Read through the entries below and return each line with the word "JSON".
━━━━━ Source data
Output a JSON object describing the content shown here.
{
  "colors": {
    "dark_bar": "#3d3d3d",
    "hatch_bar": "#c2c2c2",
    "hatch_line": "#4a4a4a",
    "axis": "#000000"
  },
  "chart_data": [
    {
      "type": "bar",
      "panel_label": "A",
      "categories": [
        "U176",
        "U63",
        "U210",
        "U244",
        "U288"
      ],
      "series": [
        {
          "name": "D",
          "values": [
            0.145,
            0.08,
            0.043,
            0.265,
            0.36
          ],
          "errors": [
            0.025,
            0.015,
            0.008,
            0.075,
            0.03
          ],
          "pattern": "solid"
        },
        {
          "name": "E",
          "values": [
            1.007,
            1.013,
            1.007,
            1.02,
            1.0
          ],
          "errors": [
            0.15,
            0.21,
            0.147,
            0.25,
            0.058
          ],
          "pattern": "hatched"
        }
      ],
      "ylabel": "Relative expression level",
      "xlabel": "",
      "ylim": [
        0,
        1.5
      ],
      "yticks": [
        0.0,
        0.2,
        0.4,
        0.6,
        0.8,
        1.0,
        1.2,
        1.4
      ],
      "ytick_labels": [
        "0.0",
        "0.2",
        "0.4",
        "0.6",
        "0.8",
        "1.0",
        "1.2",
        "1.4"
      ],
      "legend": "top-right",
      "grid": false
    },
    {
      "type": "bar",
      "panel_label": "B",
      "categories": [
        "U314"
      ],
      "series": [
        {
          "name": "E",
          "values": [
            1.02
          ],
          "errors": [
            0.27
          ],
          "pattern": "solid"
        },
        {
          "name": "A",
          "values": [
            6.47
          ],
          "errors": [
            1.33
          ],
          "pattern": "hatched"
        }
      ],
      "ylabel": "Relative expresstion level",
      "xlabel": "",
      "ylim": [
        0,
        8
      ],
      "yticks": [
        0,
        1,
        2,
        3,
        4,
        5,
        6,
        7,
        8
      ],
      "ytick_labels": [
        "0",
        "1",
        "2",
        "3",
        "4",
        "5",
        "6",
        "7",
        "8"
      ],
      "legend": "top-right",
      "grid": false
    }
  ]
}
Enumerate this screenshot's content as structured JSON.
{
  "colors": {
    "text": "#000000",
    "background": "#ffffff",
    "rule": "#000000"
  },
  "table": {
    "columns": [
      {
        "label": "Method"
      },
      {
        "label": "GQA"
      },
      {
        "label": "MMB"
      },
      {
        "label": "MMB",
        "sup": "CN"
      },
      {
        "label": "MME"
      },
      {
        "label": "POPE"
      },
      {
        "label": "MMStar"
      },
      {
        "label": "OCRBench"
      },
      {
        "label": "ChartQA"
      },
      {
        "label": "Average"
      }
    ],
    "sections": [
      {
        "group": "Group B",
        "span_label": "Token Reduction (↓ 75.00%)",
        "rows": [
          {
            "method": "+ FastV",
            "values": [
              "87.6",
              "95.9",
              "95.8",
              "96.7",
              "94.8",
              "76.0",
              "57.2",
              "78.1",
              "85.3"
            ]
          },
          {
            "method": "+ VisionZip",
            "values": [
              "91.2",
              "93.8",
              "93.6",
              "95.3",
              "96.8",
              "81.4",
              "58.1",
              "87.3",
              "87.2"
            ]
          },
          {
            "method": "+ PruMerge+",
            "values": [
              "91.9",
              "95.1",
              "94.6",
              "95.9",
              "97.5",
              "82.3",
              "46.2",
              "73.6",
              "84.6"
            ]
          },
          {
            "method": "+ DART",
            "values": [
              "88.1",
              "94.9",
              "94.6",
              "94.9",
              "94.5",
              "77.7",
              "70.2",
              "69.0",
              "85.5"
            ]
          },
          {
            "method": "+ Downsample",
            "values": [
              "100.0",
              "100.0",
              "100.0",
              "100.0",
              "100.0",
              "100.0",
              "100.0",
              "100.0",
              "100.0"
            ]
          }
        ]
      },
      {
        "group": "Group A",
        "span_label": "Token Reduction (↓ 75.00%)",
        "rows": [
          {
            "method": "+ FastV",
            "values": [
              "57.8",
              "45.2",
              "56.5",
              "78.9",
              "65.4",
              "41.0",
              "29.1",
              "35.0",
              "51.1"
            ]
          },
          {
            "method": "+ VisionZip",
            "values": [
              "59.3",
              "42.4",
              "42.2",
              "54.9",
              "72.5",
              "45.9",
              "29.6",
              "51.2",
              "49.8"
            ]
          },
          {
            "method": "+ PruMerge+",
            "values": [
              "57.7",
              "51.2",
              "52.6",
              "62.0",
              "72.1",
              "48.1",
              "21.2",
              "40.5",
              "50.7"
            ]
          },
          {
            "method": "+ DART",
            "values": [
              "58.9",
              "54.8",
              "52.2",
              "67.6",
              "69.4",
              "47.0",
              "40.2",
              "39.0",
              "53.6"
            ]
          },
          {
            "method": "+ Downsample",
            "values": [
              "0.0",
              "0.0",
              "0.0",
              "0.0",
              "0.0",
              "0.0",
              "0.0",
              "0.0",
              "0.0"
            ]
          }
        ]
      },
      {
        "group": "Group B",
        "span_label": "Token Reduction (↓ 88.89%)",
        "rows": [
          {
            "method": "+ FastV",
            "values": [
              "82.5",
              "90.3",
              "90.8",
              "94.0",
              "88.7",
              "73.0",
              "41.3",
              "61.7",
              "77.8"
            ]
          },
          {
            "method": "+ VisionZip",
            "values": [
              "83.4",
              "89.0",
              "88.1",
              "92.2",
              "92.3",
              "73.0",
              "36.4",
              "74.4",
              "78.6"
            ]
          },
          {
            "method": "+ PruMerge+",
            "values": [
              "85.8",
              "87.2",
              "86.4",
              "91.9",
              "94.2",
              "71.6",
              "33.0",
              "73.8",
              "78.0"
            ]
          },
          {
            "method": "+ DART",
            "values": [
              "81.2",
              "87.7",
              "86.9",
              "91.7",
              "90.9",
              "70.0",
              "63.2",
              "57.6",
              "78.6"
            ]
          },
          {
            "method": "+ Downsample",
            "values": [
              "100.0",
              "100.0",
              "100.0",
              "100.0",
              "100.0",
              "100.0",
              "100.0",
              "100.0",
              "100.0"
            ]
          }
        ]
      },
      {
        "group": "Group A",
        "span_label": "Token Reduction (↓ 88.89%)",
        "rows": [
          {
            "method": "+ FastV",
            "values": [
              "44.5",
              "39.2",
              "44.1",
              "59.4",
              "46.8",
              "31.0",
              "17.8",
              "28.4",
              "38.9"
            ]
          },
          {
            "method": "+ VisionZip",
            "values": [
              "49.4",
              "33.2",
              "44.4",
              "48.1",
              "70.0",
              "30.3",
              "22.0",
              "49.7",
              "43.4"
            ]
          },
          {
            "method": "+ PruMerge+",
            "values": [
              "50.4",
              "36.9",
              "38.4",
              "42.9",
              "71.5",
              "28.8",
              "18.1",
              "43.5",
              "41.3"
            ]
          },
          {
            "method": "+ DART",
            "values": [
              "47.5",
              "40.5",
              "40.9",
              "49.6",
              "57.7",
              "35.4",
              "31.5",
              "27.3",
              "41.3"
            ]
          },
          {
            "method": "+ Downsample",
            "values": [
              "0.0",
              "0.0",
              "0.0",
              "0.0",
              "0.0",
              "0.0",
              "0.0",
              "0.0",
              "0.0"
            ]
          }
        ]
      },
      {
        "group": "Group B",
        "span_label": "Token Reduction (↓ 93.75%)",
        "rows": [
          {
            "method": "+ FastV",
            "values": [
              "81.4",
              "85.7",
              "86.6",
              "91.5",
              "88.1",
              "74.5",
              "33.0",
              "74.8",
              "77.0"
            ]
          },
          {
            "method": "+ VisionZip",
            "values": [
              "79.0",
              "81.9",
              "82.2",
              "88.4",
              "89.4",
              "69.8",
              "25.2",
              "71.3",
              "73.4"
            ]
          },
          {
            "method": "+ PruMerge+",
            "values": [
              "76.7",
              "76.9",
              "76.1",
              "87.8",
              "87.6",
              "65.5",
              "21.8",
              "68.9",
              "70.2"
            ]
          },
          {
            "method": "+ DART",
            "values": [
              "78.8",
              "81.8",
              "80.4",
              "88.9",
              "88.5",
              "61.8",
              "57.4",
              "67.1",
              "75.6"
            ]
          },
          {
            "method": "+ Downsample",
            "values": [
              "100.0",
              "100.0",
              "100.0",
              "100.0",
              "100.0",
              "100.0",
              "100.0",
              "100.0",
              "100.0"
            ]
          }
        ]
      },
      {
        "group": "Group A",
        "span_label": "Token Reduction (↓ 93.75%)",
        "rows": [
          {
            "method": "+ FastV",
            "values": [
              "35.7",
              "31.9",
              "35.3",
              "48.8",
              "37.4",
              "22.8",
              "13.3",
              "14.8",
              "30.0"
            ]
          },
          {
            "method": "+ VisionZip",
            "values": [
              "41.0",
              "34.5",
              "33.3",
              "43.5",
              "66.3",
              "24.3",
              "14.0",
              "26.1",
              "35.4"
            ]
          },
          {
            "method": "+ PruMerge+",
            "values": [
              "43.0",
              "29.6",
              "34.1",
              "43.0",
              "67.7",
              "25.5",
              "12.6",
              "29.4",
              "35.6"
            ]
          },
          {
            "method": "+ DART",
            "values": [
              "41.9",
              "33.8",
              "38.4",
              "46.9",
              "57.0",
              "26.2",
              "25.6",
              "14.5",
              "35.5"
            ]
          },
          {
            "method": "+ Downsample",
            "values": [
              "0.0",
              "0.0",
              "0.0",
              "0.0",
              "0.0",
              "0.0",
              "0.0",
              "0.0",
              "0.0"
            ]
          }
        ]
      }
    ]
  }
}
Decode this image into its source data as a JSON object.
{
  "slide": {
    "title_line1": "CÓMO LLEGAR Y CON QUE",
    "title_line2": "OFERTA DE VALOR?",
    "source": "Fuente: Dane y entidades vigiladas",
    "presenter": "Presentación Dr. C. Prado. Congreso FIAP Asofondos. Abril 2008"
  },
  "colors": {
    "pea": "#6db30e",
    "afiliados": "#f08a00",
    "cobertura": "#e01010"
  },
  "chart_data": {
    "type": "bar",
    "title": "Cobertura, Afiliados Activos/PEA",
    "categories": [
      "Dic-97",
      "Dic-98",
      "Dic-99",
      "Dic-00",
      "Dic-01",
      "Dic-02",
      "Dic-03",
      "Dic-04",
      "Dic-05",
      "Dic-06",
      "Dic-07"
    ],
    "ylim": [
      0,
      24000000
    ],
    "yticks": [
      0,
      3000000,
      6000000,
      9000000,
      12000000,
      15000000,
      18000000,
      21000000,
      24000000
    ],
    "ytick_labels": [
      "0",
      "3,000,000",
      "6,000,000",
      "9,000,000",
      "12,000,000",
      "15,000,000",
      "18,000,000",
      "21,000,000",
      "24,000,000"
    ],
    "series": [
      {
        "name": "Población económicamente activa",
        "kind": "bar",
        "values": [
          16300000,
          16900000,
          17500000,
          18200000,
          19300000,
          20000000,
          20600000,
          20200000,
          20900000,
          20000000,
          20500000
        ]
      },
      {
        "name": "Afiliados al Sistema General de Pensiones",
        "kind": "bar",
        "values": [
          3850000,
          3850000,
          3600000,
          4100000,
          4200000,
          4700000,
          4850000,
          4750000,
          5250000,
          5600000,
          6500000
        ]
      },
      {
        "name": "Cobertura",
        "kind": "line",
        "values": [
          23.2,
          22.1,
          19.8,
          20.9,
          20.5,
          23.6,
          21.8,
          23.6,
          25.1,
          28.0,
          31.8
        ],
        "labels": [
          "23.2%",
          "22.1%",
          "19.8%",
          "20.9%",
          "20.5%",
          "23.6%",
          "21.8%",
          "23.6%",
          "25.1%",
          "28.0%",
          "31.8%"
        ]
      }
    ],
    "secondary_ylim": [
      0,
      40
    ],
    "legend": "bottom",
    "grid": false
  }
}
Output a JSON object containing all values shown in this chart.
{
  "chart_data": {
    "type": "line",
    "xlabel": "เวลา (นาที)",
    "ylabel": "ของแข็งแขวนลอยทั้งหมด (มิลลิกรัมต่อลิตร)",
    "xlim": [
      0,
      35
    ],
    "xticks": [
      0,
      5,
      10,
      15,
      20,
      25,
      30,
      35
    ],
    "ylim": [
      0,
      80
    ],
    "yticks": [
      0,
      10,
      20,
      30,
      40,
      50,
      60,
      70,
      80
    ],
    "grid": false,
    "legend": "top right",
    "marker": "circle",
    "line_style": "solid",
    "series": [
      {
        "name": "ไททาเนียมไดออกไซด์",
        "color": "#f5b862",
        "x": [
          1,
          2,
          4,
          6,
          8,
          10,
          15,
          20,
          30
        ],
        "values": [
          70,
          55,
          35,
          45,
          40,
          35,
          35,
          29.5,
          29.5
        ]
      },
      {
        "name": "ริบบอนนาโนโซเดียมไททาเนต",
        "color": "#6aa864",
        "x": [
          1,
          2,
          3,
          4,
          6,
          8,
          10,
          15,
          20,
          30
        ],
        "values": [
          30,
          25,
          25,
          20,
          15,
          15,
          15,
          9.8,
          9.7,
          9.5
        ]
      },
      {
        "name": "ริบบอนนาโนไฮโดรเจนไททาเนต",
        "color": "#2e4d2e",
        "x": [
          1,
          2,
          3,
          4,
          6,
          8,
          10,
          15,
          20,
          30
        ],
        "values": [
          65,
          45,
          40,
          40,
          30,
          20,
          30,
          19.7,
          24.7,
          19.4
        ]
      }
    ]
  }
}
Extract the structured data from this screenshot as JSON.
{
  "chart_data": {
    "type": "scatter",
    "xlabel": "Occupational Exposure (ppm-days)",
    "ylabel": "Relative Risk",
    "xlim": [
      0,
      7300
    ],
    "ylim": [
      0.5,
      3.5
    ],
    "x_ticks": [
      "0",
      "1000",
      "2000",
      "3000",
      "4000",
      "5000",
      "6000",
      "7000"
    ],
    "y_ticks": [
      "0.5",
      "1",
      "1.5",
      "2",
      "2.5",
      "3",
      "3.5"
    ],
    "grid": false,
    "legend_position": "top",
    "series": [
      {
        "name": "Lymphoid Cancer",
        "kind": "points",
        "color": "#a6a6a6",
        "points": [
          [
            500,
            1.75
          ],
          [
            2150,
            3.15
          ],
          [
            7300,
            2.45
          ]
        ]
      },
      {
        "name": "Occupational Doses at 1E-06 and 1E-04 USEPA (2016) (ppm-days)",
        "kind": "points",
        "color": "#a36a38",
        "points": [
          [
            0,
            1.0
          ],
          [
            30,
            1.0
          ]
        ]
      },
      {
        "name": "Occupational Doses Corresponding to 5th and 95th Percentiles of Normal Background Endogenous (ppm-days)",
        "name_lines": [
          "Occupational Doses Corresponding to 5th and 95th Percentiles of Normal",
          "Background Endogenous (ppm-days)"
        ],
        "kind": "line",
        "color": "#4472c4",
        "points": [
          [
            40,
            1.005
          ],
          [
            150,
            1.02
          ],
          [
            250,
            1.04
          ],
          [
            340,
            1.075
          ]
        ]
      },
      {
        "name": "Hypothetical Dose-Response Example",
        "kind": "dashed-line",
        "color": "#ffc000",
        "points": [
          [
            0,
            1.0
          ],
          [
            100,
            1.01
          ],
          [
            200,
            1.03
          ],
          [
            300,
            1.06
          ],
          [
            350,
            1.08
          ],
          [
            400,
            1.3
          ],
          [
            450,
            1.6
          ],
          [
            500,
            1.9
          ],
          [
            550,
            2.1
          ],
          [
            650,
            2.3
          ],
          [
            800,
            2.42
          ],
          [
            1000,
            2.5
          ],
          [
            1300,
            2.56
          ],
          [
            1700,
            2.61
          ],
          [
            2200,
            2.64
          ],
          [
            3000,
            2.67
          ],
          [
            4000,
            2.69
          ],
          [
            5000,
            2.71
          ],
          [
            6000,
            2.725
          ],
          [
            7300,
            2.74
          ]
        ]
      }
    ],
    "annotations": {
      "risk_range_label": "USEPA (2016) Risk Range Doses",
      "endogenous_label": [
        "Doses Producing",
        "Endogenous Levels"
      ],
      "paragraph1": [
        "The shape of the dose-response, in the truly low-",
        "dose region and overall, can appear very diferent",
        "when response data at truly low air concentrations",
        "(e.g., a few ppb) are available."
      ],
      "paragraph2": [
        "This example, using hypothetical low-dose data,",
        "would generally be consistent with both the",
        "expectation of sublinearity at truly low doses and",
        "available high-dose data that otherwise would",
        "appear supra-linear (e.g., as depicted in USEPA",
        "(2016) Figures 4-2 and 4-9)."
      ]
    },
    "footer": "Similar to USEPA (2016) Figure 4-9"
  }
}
━━━━━━━━━━
▶ Correct answer:
Output a JSON object describing the content shown here.
Enumerate this screenshot's content as structured JSON.
Decode this image into its source data as a JSON object.
Output a JSON object containing all values shown in this chart.
Extract the structured data from this screenshot as JSON.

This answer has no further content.